◆ **Written request**
Examine the material below. Gather every line in which the string "safety" appears.

◆ **Data listing**
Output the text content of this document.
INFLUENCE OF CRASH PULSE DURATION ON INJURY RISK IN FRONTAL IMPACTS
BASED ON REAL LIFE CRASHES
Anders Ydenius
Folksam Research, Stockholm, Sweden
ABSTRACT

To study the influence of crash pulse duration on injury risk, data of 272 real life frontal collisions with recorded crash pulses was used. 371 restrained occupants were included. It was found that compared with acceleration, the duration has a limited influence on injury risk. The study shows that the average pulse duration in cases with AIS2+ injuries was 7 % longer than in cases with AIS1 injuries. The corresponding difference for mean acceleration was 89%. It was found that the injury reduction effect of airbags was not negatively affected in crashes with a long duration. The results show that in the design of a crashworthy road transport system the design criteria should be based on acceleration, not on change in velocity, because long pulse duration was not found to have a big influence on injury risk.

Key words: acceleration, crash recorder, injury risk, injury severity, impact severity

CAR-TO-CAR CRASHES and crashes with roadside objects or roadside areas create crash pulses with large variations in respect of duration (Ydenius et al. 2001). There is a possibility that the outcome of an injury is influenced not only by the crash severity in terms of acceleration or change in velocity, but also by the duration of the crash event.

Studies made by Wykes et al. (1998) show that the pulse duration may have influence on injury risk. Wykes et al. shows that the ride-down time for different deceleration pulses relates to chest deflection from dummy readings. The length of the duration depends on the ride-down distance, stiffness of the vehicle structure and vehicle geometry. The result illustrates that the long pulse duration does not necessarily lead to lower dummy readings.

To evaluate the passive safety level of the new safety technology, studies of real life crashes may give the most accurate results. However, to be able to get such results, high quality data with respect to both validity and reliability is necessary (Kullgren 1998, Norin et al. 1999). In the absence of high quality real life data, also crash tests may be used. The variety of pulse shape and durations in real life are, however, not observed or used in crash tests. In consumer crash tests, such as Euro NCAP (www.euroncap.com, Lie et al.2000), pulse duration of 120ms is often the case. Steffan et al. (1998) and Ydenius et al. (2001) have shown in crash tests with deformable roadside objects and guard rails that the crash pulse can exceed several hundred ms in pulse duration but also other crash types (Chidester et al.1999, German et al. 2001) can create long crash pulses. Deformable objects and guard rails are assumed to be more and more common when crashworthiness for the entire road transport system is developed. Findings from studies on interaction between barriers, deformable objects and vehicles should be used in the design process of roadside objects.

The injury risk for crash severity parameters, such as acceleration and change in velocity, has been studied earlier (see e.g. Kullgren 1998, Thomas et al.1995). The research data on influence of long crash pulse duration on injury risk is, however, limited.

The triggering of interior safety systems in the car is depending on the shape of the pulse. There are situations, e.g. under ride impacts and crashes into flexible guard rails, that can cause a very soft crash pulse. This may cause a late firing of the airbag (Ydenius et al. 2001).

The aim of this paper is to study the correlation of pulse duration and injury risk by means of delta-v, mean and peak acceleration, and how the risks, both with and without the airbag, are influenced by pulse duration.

◆ **Final result**
To evaluate the passive safety level of the new safety technology, studies of real life crashes may give the most accurate results. However, to be able to get such results, high quality data with respect to both validity and reliability is necessary (Kullgren 1998, Norin et al. 1999). In the absence of high quality real life data, also crash tests may be used. The variety of pulse shape and durations in real life are, however, not observed or used in crash tests. In consumer crash tests, such as Euro NCAP (www.euroncap.com, Lie et al.2000), pulse duration of 120ms is often the case. Steffan et al. (1998) and Ydenius et al. (2001) have shown in crash tests with deformable roadside objects and guard rails that the crash pulse can exceed several hundred ms in pulse duration but also other crash types (Chidester et al.1999, German et al. 2001) can create long crash pulses. Deformable objects and guard rails are assumed to be more and more common when crashworthiness for the entire road transport system is developed. Findings from studies on interaction between barriers, deformable objects and vehicles should be used in the design process of roadside objects.
The triggering of interior safety systems in the car is depending on the shape of the pulse. There are situations, e.g. under ride impacts and crashes into flexible guard rails, that can cause a very soft crash pulse. This may cause a late firing of the airbag (Ydenius et al. 2001).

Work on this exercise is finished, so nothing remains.